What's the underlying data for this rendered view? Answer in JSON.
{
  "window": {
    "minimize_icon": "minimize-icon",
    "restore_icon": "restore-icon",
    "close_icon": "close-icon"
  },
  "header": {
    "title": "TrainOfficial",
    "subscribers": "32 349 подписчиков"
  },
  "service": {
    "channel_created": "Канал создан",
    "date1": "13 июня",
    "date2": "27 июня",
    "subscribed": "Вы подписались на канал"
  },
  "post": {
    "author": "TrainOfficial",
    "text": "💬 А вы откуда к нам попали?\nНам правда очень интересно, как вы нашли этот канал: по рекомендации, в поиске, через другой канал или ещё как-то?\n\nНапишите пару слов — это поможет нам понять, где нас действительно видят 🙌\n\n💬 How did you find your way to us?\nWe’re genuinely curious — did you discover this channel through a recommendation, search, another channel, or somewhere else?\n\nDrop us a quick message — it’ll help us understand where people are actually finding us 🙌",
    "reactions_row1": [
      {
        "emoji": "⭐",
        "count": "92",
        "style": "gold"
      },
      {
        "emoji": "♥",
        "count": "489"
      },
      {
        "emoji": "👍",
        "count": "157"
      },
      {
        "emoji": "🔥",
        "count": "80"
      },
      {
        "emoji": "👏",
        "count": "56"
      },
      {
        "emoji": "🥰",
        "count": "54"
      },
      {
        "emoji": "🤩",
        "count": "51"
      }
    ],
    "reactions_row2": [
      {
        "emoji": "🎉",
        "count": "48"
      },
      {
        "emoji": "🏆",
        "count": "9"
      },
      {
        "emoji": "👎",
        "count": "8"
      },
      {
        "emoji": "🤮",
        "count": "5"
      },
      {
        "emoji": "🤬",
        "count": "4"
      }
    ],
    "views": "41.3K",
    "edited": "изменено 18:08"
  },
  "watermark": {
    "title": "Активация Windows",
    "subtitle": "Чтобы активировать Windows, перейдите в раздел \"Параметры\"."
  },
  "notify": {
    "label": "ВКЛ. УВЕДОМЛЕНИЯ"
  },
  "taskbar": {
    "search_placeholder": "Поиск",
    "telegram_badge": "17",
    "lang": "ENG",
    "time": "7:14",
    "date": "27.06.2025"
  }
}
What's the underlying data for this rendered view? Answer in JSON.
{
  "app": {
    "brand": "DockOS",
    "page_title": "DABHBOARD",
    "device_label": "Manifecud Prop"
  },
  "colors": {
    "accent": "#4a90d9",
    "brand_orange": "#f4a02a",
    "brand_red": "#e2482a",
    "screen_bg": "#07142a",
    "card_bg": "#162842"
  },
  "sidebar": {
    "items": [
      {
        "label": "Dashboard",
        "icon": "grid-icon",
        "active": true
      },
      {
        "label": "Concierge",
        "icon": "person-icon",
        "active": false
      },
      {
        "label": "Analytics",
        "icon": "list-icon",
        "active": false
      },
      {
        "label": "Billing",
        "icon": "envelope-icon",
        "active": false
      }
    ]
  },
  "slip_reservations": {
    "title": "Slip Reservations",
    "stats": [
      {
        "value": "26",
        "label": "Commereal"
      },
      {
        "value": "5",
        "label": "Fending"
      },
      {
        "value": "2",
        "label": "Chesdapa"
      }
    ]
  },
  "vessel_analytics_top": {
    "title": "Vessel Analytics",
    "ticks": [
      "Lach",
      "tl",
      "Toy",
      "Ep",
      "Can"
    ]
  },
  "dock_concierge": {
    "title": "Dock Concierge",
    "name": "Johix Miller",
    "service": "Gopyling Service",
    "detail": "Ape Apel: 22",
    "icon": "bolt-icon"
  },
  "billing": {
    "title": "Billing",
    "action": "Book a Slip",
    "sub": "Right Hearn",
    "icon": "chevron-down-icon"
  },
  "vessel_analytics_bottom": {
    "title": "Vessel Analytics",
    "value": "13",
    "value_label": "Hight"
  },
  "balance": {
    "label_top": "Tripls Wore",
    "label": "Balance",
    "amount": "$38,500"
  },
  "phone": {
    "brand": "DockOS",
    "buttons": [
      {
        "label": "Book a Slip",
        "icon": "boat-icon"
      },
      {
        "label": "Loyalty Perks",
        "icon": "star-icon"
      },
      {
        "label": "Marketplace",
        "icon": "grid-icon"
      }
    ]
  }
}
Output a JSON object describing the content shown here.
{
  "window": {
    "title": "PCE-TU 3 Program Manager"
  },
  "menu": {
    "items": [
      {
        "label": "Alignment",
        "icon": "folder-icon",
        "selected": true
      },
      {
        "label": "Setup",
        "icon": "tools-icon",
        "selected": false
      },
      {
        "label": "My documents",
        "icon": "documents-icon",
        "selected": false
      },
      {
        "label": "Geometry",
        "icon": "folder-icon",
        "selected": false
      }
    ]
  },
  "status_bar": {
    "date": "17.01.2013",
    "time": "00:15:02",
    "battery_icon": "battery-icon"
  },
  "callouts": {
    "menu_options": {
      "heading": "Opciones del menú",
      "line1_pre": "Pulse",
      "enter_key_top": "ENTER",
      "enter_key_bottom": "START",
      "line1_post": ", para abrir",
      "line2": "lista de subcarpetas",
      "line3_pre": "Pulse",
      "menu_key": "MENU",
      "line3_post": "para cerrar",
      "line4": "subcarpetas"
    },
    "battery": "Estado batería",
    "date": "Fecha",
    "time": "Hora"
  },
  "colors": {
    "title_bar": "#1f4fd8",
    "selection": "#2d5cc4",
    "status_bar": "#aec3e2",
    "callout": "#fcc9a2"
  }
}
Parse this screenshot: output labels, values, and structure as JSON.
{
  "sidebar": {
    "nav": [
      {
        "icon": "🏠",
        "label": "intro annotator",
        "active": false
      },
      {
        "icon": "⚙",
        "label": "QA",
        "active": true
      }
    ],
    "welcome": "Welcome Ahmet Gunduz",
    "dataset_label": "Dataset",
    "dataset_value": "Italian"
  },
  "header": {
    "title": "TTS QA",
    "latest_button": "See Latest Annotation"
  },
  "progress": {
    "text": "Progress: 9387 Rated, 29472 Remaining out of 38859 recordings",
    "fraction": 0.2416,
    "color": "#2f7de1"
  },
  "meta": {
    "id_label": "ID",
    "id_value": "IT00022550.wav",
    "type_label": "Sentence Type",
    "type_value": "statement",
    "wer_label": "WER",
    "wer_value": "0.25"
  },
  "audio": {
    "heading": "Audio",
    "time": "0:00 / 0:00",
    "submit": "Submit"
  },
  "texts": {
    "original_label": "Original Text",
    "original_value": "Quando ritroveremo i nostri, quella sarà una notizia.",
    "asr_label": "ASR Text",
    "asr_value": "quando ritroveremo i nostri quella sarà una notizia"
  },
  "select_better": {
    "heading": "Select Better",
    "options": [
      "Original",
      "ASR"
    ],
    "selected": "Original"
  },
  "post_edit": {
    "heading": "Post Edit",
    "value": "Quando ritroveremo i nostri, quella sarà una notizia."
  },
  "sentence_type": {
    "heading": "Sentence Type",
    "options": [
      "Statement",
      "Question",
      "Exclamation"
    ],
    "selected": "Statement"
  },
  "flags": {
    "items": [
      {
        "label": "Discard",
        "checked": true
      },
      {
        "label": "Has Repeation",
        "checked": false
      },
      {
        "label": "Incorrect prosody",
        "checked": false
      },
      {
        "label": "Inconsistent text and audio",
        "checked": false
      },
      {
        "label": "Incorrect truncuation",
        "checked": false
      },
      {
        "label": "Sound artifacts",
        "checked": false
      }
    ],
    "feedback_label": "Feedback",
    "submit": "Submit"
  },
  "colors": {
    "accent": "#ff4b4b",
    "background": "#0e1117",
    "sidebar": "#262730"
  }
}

STATED GOAL
Of all the lines above, how many contain the word "emoji"? Give the number and nothing else.

FINISHED EXERCISE
12